_Stated problem_
Reproduce the listing below exactly. Pictures do not belong in the copy.

[Dataset rows about figures]
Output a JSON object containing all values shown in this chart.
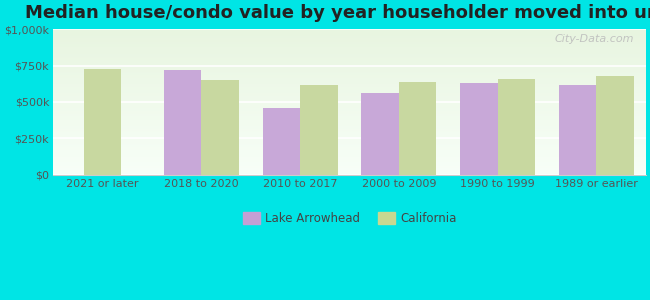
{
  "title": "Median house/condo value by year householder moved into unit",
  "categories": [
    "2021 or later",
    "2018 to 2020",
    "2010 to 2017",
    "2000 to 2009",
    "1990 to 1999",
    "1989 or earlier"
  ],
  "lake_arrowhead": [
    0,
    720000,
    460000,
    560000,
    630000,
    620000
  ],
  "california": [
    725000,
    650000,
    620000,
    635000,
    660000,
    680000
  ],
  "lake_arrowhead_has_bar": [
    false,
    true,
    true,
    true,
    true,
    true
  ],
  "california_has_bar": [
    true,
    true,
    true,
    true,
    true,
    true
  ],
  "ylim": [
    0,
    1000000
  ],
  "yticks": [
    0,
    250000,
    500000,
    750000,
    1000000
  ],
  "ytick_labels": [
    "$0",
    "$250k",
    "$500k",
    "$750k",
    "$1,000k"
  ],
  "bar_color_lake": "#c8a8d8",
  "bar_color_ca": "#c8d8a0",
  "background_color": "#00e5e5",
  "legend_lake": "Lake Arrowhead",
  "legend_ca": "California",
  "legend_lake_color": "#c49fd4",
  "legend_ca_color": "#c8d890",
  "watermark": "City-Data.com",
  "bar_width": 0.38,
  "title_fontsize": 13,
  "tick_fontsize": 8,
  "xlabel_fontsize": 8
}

_Solution to the exercise_
Output a JSON object containing all values shown in this chart.
{
  "title": "Median house/condo value by year householder moved into unit",
  "categories": [
    "2021 or later",
    "2018 to 2020",
    "2010 to 2017",
    "2000 to 2009",
    "1990 to 1999",
    "1989 or earlier"
  ],
  "lake_arrowhead": [
    0,
    720000,
    460000,
    560000,
    630000,
    620000
  ],
  "california": [
    725000,
    650000,
    620000,
    635000,
    660000,
    680000
  ],
  "lake_arrowhead_has_bar": [
    false,
    true,
    true,
    true,
    true,
    true
  ],
  "california_has_bar": [
    true,
    true,
    true,
    true,
    true,
    true
  ],
  "ylim": [
    0,
    1000000
  ],
  "yticks": [
    0,
    250000,
    500000,
    750000,
    1000000
  ],
  "ytick_labels": [
    "$0",
    "$250k",
    "$500k",
    "$750k",
    "$1,000k"
  ],
  "bar_color_lake": "#c8a8d8",
  "bar_color_ca": "#c8d8a0",
  "background_color": "#00e5e5",
  "legend_lake": "Lake Arrowhead",
  "legend_ca": "California",
  "legend_lake_color": "#c49fd4",
  "legend_ca_color": "#c8d890",
  "watermark": "City-Data.com",
  "bar_width": 0.38,
  "title_fontsize": 13,
  "tick_fontsize": 8,
  "xlabel_fontsize": 8
}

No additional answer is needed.